## BEGIN DATA FOR THE TASK

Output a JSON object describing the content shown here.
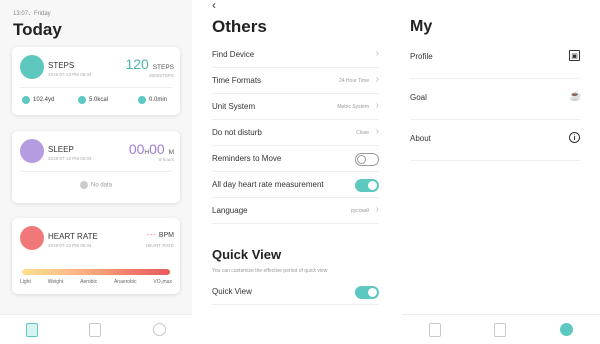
{
  "today": {
    "date": "13:07、Friday",
    "title": "Today",
    "steps": {
      "name": "STEPS",
      "date": "2019-07-13 PM 05:04",
      "value": "120",
      "unit": "STEPS",
      "goal": "8000STEPS",
      "distance": "102.4yd",
      "calories": "5.0kcal",
      "duration": "0.0min"
    },
    "sleep": {
      "name": "SLEEP",
      "date": "2019-07-13 PM 02:03",
      "hours": "00",
      "h_unit": "H",
      "minutes": "00",
      "m_unit": "M",
      "sub": "8 hours",
      "nodata": "No data"
    },
    "heart_rate": {
      "name": "HEART RATE",
      "date": "2019-07-13 PM 05:04",
      "value": "---",
      "unit": "BPM",
      "sub": "HEART RATE",
      "zones": [
        "Light",
        "Weight",
        "Aerobic",
        "Anaerobic",
        "VO₂max"
      ]
    }
  },
  "others": {
    "title": "Others",
    "rows": [
      {
        "label": "Find Device",
        "value": "",
        "control": "chevron"
      },
      {
        "label": "Time Formats",
        "value": "24 Hour Time",
        "control": "chevron"
      },
      {
        "label": "Unit System",
        "value": "Metric System",
        "control": "chevron"
      },
      {
        "label": "Do not disturb",
        "value": "Close",
        "control": "chevron"
      },
      {
        "label": "Reminders to Move",
        "value": "",
        "control": "toggle-off"
      },
      {
        "label": "All day heart rate measurement",
        "value": "",
        "control": "toggle-on"
      },
      {
        "label": "Language",
        "value": "русский",
        "control": "chevron"
      }
    ],
    "quick_view": {
      "title": "Quick View",
      "subtitle": "You can customize the effective period of quick view",
      "row_label": "Quick View"
    }
  },
  "my": {
    "title": "My",
    "items": [
      {
        "label": "Profile",
        "icon": "profile-card-icon"
      },
      {
        "label": "Goal",
        "icon": "trophy-icon"
      },
      {
        "label": "About",
        "icon": "info-icon"
      }
    ]
  },
  "colors": {
    "accent": "#5cc8c0",
    "sleep": "#b49ce0",
    "heart": "#f07878"
  }
}
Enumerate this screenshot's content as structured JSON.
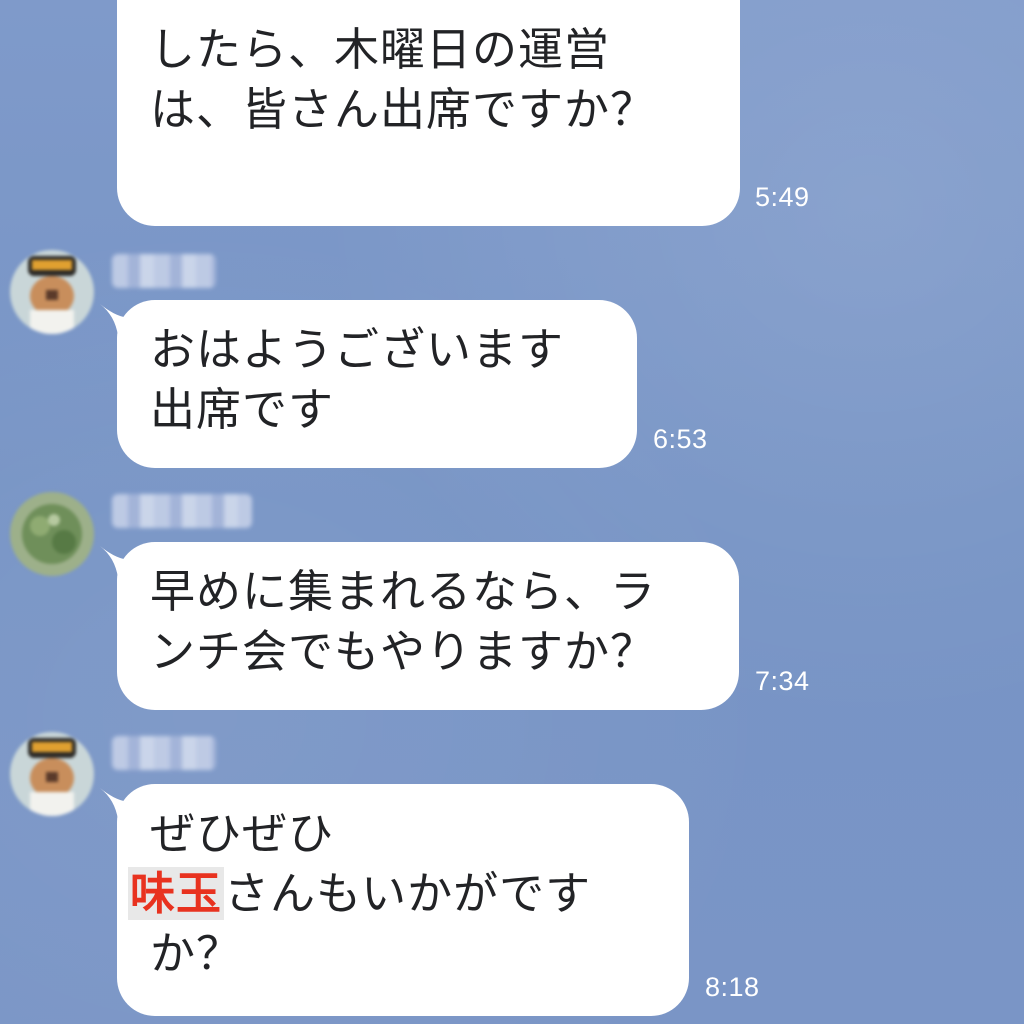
{
  "chat": {
    "messages": [
      {
        "lines": [
          "したら、木曜日の運営",
          "は、皆さん出席ですか？"
        ],
        "time": "5:49"
      },
      {
        "lines": [
          "おはようございます",
          "出席です"
        ],
        "time": "6:53"
      },
      {
        "lines": [
          "早めに集まれるなら、ラ",
          "ンチ会でもやりますか？"
        ],
        "time": "7:34"
      },
      {
        "line1": "ぜひぜひ",
        "highlight": "味玉",
        "line2_rest": "さんもいかがです",
        "line3": "か？",
        "time": "8:18"
      }
    ]
  },
  "colors": {
    "background": "#7b96c6",
    "bubble": "#ffffff",
    "text": "#222326",
    "highlight": "#e8321f",
    "timestamp": "#ffffff"
  },
  "icons": {
    "avatar_1": "avatar-icon",
    "avatar_2": "avatar-icon",
    "avatar_3": "avatar-icon"
  }
}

## END DATA FOR THE TASK

TASK OBJECTIVE
Write out only the lines from the line containing "Enumerate this screenshot's" through the end of the material above, both end lines included. Pictures are not written out.

TASK SOLUTION
Enumerate this screenshot's content as structured JSON.
{
  "chat": {
    "messages": [
      {
        "lines": [
          "したら、木曜日の運営",
          "は、皆さん出席ですか？"
        ],
        "time": "5:49"
      },
      {
        "lines": [
          "おはようございます",
          "出席です"
        ],
        "time": "6:53"
      },
      {
        "lines": [
          "早めに集まれるなら、ラ",
          "ンチ会でもやりますか？"
        ],
        "time": "7:34"
      },
      {
        "line1": "ぜひぜひ",
        "highlight": "味玉",
        "line2_rest": "さんもいかがです",
        "line3": "か？",
        "time": "8:18"
      }
    ]
  },
  "colors": {
    "background": "#7b96c6",
    "bubble": "#ffffff",
    "text": "#222326",
    "highlight": "#e8321f",
    "timestamp": "#ffffff"
  },
  "icons": {
    "avatar_1": "avatar-icon",
    "avatar_2": "avatar-icon",
    "avatar_3": "avatar-icon"
  }
}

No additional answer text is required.